STATED GOAL - Set down all of the data that follows word for word, without the images.

══════════════════════════════

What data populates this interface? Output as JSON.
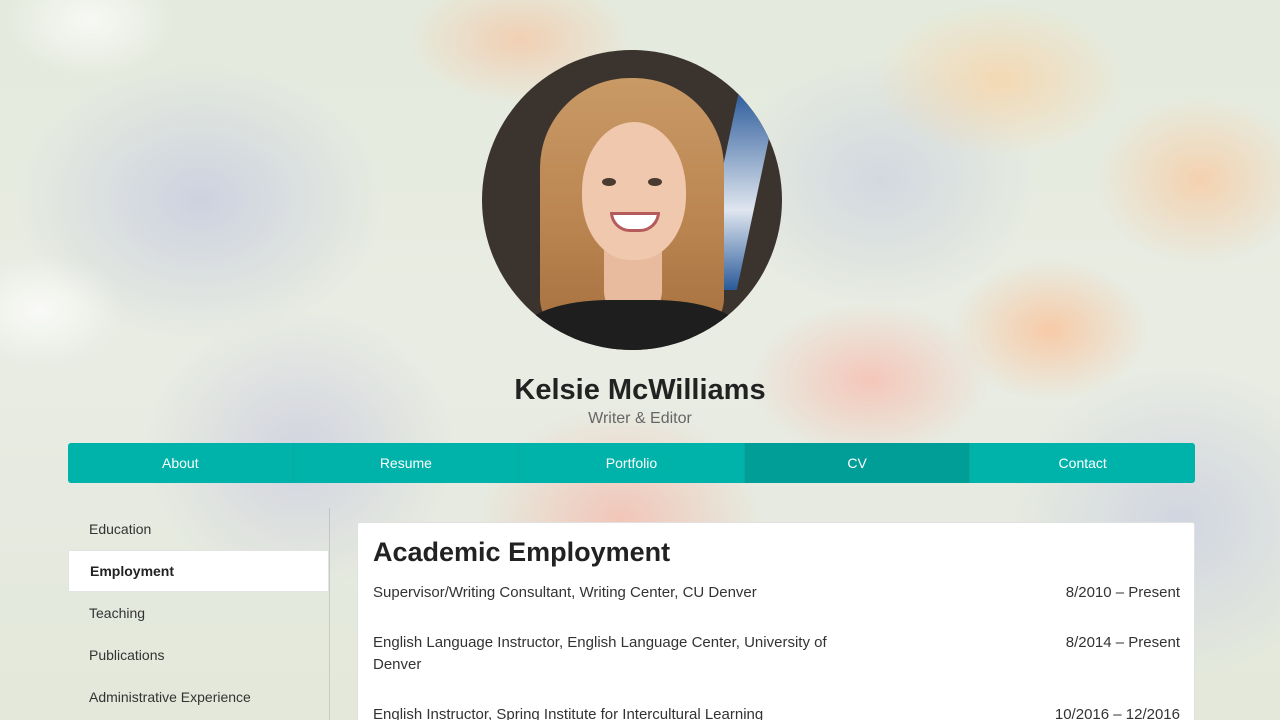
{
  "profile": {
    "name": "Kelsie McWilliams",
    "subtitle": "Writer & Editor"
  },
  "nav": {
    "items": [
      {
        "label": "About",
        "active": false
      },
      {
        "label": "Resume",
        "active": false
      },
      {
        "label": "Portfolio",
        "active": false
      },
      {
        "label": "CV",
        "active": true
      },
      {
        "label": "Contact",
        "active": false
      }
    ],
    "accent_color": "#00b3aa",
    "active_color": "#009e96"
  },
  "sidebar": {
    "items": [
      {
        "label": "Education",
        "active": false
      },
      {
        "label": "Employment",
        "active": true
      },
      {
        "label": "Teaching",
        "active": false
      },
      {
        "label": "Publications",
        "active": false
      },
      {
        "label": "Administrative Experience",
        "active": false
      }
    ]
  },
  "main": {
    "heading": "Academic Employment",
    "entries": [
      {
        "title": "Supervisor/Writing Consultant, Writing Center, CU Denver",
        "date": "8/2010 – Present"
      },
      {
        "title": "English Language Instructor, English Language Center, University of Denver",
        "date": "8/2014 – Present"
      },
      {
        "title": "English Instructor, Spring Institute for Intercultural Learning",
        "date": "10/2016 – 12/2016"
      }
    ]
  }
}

══════════════════════════════

COMPLETE ANSWER -
What data populates this interface? Output as JSON.
{
  "profile": {
    "name": "Kelsie McWilliams",
    "subtitle": "Writer & Editor"
  },
  "nav": {
    "items": [
      {
        "label": "About",
        "active": false
      },
      {
        "label": "Resume",
        "active": false
      },
      {
        "label": "Portfolio",
        "active": false
      },
      {
        "label": "CV",
        "active": true
      },
      {
        "label": "Contact",
        "active": false
      }
    ],
    "accent_color": "#00b3aa",
    "active_color": "#009e96"
  },
  "sidebar": {
    "items": [
      {
        "label": "Education",
        "active": false
      },
      {
        "label": "Employment",
        "active": true
      },
      {
        "label": "Teaching",
        "active": false
      },
      {
        "label": "Publications",
        "active": false
      },
      {
        "label": "Administrative Experience",
        "active": false
      }
    ]
  },
  "main": {
    "heading": "Academic Employment",
    "entries": [
      {
        "title": "Supervisor/Writing Consultant, Writing Center, CU Denver",
        "date": "8/2010 – Present"
      },
      {
        "title": "English Language Instructor, English Language Center, University of Denver",
        "date": "8/2014 – Present"
      },
      {
        "title": "English Instructor, Spring Institute for Intercultural Learning",
        "date": "10/2016 – 12/2016"
      }
    ]
  }
}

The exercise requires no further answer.